#### Supplied passage

  5. yes, and Worcestershire is actually pronounced: wer-chest-er-shire, but popular opinion is worsh-te-sheer… so that’s what it is. If some long dead company said it was “jif” and people now choose to change it to “gif” – then “gif” it is.

    ALTHOUGH, “gif” in English would be pronounced with a soft “g”. rule:

    When c or g meets a, o, or u, its sound is hard.
    cap, cave, colt, comedy, curly, cuddle
    gas, gather, goblet, goddess, gum, gutter

    When c or g meets e, i, or y, its sound is soft.
    census, center, circle, citizen, cycle, cymbal
    gel, general, giant, ginger, gypsy, gyrate

    omg… I really should just go to bed… I am arguing spelling and pronunciation on the intarweb.

  6. Yes, AVGA uses sprites and tiles, which can be stored in Flash or ROM, to save precious RAM space. Sprite and Tile-based graphics only need to store a tiny ASCII-graphics style “frame buffer”, which contains characters that are used as an index into the tile tables. A tile is basically an icon. This is how backgrounds are built for games like Mario Bros.

    Notice how the AVGA website background is built from tiles (a tile looks like a repeating icon). ;-)

  7. Soft G’s upset me. Just use a j if you want it to sound like a j! That, and silent letters, wth?

    I do my very best to fix these problems with English by mispronunciating them every chance that I get.

  8. @Stevo:

    Get, Geek, Gear, Gecko, Geyser.
    Gimp, Gift, Giga-(Altho the jiga pronunciation is acceptable. 1.21 gigawatts :P), Gimmick, Girth, etc.

    My point is, the soft G if an i or e precedes it is not a hard and fast rule. There are many exceptions.

    IMO if the G in Graphics is hard, it should be hard in the acronym. But anywho this is kinda off topic and pointless.

#### Directions for this task
Write out the comment thread above word for word, everything from "omg… I really" down to "that I get.".

#### Records
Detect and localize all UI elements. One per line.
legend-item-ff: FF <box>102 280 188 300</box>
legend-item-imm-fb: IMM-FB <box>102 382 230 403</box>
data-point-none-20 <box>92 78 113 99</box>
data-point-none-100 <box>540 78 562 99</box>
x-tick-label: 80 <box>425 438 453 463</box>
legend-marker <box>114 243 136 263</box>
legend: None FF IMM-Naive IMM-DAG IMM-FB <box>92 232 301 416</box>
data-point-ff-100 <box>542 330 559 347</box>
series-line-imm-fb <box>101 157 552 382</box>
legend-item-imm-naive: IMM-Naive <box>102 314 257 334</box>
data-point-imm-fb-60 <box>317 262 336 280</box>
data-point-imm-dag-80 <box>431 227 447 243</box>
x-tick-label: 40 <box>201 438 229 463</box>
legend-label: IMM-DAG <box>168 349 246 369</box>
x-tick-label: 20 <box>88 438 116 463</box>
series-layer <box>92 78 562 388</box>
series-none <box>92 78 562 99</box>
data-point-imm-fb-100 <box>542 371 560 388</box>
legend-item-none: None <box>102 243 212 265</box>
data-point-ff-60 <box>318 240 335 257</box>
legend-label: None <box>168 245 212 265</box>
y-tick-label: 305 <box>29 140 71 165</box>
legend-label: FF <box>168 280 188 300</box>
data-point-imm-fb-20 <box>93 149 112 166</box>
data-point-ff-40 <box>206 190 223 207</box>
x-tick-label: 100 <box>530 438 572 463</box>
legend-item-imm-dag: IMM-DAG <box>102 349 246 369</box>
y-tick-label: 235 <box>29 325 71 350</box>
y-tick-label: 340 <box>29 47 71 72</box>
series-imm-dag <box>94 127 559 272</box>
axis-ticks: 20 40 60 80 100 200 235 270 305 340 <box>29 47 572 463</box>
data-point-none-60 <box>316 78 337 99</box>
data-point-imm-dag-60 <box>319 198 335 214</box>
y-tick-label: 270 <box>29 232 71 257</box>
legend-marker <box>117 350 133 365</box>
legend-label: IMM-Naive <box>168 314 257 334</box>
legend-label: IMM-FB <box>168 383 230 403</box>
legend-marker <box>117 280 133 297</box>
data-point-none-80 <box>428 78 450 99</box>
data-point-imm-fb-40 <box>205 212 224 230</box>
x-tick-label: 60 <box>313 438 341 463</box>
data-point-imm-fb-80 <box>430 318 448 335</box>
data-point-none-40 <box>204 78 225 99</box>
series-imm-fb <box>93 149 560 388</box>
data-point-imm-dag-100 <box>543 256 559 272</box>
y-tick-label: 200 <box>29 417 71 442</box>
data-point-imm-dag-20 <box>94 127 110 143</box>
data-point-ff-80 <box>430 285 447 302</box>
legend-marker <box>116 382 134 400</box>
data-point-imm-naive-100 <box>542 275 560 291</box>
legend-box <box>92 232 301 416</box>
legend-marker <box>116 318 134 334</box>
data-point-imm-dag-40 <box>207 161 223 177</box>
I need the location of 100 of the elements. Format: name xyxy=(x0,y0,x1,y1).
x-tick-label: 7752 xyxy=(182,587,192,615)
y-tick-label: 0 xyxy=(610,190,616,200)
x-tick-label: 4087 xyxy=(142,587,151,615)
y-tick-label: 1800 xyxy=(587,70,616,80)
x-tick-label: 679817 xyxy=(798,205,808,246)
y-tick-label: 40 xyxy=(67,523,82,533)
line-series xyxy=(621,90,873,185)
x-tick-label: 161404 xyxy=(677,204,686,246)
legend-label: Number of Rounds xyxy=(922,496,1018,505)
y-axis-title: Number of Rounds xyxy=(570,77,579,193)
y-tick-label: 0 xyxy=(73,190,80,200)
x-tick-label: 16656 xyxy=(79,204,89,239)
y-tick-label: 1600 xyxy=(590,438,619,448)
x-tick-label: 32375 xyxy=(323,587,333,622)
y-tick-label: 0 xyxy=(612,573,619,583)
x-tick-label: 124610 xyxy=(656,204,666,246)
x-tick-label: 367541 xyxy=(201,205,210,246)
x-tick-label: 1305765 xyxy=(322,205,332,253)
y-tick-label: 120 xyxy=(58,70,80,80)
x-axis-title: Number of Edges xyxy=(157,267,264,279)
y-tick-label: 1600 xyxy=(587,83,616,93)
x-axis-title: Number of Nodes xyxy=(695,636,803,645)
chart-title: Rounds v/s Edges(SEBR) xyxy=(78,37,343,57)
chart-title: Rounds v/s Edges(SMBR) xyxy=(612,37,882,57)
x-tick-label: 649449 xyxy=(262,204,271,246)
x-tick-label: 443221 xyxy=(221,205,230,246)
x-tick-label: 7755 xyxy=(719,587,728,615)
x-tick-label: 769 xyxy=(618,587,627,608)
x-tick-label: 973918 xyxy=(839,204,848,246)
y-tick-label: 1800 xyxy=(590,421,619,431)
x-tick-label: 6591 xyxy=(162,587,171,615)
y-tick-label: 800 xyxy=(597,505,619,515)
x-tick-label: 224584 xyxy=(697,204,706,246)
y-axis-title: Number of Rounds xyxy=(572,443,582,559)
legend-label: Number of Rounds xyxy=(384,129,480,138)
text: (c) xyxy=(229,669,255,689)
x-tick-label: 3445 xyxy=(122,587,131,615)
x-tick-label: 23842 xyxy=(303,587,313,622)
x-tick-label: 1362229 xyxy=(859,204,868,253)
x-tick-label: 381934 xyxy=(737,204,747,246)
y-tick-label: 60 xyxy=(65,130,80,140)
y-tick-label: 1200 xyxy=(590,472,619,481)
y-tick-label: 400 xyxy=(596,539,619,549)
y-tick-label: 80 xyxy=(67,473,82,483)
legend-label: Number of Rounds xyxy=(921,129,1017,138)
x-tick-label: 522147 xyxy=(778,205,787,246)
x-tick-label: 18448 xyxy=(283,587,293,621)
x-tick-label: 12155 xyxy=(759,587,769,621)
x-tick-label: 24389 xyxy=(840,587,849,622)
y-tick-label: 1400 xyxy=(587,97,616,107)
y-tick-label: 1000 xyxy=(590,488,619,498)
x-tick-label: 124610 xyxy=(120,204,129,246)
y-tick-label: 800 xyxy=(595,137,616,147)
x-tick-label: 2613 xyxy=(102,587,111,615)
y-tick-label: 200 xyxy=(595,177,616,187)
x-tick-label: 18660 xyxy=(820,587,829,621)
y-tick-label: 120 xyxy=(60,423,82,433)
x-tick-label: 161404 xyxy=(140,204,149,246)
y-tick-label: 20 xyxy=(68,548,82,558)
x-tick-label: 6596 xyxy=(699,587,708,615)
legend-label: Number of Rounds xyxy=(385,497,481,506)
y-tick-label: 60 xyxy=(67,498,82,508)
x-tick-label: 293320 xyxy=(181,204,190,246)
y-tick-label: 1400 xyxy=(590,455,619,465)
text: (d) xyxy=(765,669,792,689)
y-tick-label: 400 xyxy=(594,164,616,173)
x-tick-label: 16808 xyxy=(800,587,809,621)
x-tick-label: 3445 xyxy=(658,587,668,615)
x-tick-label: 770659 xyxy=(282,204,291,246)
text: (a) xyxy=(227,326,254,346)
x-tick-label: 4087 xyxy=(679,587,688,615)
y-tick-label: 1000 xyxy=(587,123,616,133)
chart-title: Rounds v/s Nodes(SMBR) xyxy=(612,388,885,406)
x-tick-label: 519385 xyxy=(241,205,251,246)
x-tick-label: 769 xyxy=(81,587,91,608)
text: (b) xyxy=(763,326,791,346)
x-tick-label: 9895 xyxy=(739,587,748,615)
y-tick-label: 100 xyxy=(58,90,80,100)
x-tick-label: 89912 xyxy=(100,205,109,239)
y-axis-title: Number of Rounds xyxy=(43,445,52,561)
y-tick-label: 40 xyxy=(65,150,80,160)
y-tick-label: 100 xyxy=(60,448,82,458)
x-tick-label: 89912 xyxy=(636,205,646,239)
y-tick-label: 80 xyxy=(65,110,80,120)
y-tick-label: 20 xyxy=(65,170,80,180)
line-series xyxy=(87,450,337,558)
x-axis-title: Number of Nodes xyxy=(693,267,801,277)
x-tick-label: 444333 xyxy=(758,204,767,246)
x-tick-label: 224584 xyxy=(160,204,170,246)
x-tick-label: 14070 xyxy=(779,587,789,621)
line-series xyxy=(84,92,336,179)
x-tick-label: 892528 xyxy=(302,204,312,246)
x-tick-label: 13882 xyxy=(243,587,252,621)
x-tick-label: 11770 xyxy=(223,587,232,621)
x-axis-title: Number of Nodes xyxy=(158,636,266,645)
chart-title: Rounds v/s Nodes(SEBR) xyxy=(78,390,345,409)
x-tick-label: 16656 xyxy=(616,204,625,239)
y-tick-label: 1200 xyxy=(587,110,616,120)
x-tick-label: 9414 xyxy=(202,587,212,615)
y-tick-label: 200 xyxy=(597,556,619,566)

#### Result for this exercise
omg… I really should just go to bed… I am arguing spelling and pronunciation on the intarweb.

  6. Yes, AVGA uses sprites and tiles, which can be stored in Flash or ROM, to save precious RAM space. Sprite and Tile-based graphics only need to store a tiny ASCII-graphics style “frame buffer”, which contains characters that are used as an index into the tile tables. A tile is basically an icon. This is how backgrounds are built for games like Mario Bros.

    Notice how the AVGA website background is built from tiles (a tile looks like a repeating icon). ;-)

  7. Soft G’s upset me. Just use a j if you want it to sound like a j! That, and silent letters, wth?

    I do my very best to fix these problems with English by mispronunciating them every chance that I get.